- EXTRACTED INFORMATION -
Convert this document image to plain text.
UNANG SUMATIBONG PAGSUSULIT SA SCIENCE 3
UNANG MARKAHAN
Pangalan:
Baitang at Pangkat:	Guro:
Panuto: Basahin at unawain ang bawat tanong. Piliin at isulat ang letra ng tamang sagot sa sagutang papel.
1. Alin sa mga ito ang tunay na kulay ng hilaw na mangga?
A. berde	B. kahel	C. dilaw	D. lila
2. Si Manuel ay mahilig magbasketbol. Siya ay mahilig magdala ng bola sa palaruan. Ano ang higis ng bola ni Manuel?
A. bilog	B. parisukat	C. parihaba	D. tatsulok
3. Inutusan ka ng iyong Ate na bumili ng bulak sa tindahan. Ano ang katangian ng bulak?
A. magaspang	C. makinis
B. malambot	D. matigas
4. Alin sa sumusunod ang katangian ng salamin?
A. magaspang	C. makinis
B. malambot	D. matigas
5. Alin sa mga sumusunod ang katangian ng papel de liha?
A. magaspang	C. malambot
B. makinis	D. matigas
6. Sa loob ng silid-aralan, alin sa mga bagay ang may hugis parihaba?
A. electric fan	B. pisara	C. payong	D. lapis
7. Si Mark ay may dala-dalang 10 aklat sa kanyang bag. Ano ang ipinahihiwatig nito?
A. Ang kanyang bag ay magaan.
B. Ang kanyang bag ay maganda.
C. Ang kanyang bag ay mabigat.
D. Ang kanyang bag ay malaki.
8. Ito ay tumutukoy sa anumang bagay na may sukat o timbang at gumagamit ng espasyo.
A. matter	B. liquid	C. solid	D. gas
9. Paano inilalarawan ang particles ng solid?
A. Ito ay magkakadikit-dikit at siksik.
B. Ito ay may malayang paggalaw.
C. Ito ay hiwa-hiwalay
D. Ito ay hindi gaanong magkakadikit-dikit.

- WHAT THE TASK ASKS -
Every record above must be duplicated exactly.

- EXERCISE OUTPUT -
Convert this document image to plain text.
UNANG SUMATIBONG PAGSUSULIT SA SCIENCE 3
UNANG MARKAHAN
Pangalan:
Baitang at Pangkat:	Guro:
Panuto: Basahin at unawain ang bawat tanong. Piliin at isulat ang letra ng tamang sagot sa sagutang papel.
1. Alin sa mga ito ang tunay na kulay ng hilaw na mangga?
A. berde	B. kahel	C. dilaw	D. lila
2. Si Manuel ay mahilig magbasketbol. Siya ay mahilig magdala ng bola sa palaruan. Ano ang higis ng bola ni Manuel?
A. bilog	B. parisukat	C. parihaba	D. tatsulok
3. Inutusan ka ng iyong Ate na bumili ng bulak sa tindahan. Ano ang katangian ng bulak?
A. magaspang	C. makinis
B. malambot	D. matigas
4. Alin sa sumusunod ang katangian ng salamin?
A. magaspang	C. makinis
B. malambot	D. matigas
5. Alin sa mga sumusunod ang katangian ng papel de liha?
A. magaspang	C. malambot
B. makinis	D. matigas
6. Sa loob ng silid-aralan, alin sa mga bagay ang may hugis parihaba?
A. electric fan	B. pisara	C. payong	D. lapis
7. Si Mark ay may dala-dalang 10 aklat sa kanyang bag. Ano ang ipinahihiwatig nito?
A. Ang kanyang bag ay magaan.
B. Ang kanyang bag ay maganda.
C. Ang kanyang bag ay mabigat.
D. Ang kanyang bag ay malaki.
8. Ito ay tumutukoy sa anumang bagay na may sukat o timbang at gumagamit ng espasyo.
A. matter	B. liquid	C. solid	D. gas
9. Paano inilalarawan ang particles ng solid?
A. Ito ay magkakadikit-dikit at siksik.
B. Ito ay may malayang paggalaw.
C. Ito ay hiwa-hiwalay
D. Ito ay hindi gaanong magkakadikit-dikit.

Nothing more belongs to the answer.